Extracted records:
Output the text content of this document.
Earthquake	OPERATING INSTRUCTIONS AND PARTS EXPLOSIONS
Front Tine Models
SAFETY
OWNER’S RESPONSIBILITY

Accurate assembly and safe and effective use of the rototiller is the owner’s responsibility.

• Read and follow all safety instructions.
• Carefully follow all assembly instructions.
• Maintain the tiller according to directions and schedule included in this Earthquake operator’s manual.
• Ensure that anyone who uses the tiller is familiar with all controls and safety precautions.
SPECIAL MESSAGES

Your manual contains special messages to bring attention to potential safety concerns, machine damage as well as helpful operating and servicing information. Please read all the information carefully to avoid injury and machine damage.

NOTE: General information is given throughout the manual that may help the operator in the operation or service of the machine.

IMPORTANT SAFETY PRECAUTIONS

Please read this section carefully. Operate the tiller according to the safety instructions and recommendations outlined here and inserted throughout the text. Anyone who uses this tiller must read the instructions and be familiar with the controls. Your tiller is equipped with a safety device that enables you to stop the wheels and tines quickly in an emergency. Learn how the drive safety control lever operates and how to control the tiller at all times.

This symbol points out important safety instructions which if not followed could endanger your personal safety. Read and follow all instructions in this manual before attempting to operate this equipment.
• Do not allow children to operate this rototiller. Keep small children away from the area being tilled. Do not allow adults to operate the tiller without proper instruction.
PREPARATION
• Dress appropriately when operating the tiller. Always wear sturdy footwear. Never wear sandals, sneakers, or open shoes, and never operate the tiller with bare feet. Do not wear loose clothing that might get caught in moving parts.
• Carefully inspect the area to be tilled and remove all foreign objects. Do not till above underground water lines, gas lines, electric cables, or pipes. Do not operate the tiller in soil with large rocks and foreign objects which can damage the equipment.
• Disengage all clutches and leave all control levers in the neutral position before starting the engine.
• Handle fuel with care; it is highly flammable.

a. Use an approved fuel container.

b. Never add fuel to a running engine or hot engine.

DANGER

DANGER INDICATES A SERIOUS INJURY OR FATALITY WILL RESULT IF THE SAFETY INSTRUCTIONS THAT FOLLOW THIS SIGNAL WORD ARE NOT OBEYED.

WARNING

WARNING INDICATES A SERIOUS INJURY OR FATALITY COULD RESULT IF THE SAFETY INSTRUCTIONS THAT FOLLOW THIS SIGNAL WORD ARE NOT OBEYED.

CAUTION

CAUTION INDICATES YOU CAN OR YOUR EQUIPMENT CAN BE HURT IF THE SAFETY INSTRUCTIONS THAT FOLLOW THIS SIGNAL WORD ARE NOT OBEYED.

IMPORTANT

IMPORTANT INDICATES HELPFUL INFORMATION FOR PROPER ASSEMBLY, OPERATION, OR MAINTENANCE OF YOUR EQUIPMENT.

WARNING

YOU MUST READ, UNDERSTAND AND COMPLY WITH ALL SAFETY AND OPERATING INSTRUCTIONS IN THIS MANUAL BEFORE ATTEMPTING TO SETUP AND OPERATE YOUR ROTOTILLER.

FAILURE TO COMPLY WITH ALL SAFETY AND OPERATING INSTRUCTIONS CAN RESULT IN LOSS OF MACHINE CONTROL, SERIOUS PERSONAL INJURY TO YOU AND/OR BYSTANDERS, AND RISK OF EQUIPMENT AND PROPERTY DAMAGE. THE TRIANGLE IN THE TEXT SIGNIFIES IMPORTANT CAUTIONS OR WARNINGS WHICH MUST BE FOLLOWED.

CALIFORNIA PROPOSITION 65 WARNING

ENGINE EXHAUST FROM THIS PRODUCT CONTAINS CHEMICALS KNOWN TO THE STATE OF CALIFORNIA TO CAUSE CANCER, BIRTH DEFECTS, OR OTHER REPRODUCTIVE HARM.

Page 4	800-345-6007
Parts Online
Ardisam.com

Your goal » Reproduce the data, keeping every line exactly the same.

The completed task »
Output the text content of this document.
Earthquake	OPERATING INSTRUCTIONS AND PARTS EXPLOSIONS
Front Tine Models
SAFETY
OWNER’S RESPONSIBILITY

Accurate assembly and safe and effective use of the rototiller is the owner’s responsibility.

• Read and follow all safety instructions.
• Carefully follow all assembly instructions.
• Maintain the tiller according to directions and schedule included in this Earthquake operator’s manual.
• Ensure that anyone who uses the tiller is familiar with all controls and safety precautions.
SPECIAL MESSAGES

Your manual contains special messages to bring attention to potential safety concerns, machine damage as well as helpful operating and servicing information. Please read all the information carefully to avoid injury and machine damage.

NOTE: General information is given throughout the manual that may help the operator in the operation or service of the machine.

IMPORTANT SAFETY PRECAUTIONS

Please read this section carefully. Operate the tiller according to the safety instructions and recommendations outlined here and inserted throughout the text. Anyone who uses this tiller must read the instructions and be familiar with the controls. Your tiller is equipped with a safety device that enables you to stop the wheels and tines quickly in an emergency. Learn how the drive safety control lever operates and how to control the tiller at all times.

This symbol points out important safety instructions which if not followed could endanger your personal safety. Read and follow all instructions in this manual before attempting to operate this equipment.
• Do not allow children to operate this rototiller. Keep small children away from the area being tilled. Do not allow adults to operate the tiller without proper instruction.
PREPARATION
• Dress appropriately when operating the tiller. Always wear sturdy footwear. Never wear sandals, sneakers, or open shoes, and never operate the tiller with bare feet. Do not wear loose clothing that might get caught in moving parts.
• Carefully inspect the area to be tilled and remove all foreign objects. Do not till above underground water lines, gas lines, electric cables, or pipes. Do not operate the tiller in soil with large rocks and foreign objects which can damage the equipment.
• Disengage all clutches and leave all control levers in the neutral position before starting the engine.
• Handle fuel with care; it is highly flammable.

a. Use an approved fuel container.

b. Never add fuel to a running engine or hot engine.

DANGER

DANGER INDICATES A SERIOUS INJURY OR FATALITY WILL RESULT IF THE SAFETY INSTRUCTIONS THAT FOLLOW THIS SIGNAL WORD ARE NOT OBEYED.

WARNING

WARNING INDICATES A SERIOUS INJURY OR FATALITY COULD RESULT IF THE SAFETY INSTRUCTIONS THAT FOLLOW THIS SIGNAL WORD ARE NOT OBEYED.

CAUTION

CAUTION INDICATES YOU CAN OR YOUR EQUIPMENT CAN BE HURT IF THE SAFETY INSTRUCTIONS THAT FOLLOW THIS SIGNAL WORD ARE NOT OBEYED.

IMPORTANT

IMPORTANT INDICATES HELPFUL INFORMATION FOR PROPER ASSEMBLY, OPERATION, OR MAINTENANCE OF YOUR EQUIPMENT.

WARNING

YOU MUST READ, UNDERSTAND AND COMPLY WITH ALL SAFETY AND OPERATING INSTRUCTIONS IN THIS MANUAL BEFORE ATTEMPTING TO SETUP AND OPERATE YOUR ROTOTILLER.

FAILURE TO COMPLY WITH ALL SAFETY AND OPERATING INSTRUCTIONS CAN RESULT IN LOSS OF MACHINE CONTROL, SERIOUS PERSONAL INJURY TO YOU AND/OR BYSTANDERS, AND RISK OF EQUIPMENT AND PROPERTY DAMAGE. THE TRIANGLE IN THE TEXT SIGNIFIES IMPORTANT CAUTIONS OR WARNINGS WHICH MUST BE FOLLOWED.

CALIFORNIA PROPOSITION 65 WARNING

ENGINE EXHAUST FROM THIS PRODUCT CONTAINS CHEMICALS KNOWN TO THE STATE OF CALIFORNIA TO CAUSE CANCER, BIRTH DEFECTS, OR OTHER REPRODUCTIVE HARM.

Page 4	800-345-6007
Parts Online
Ardisam.com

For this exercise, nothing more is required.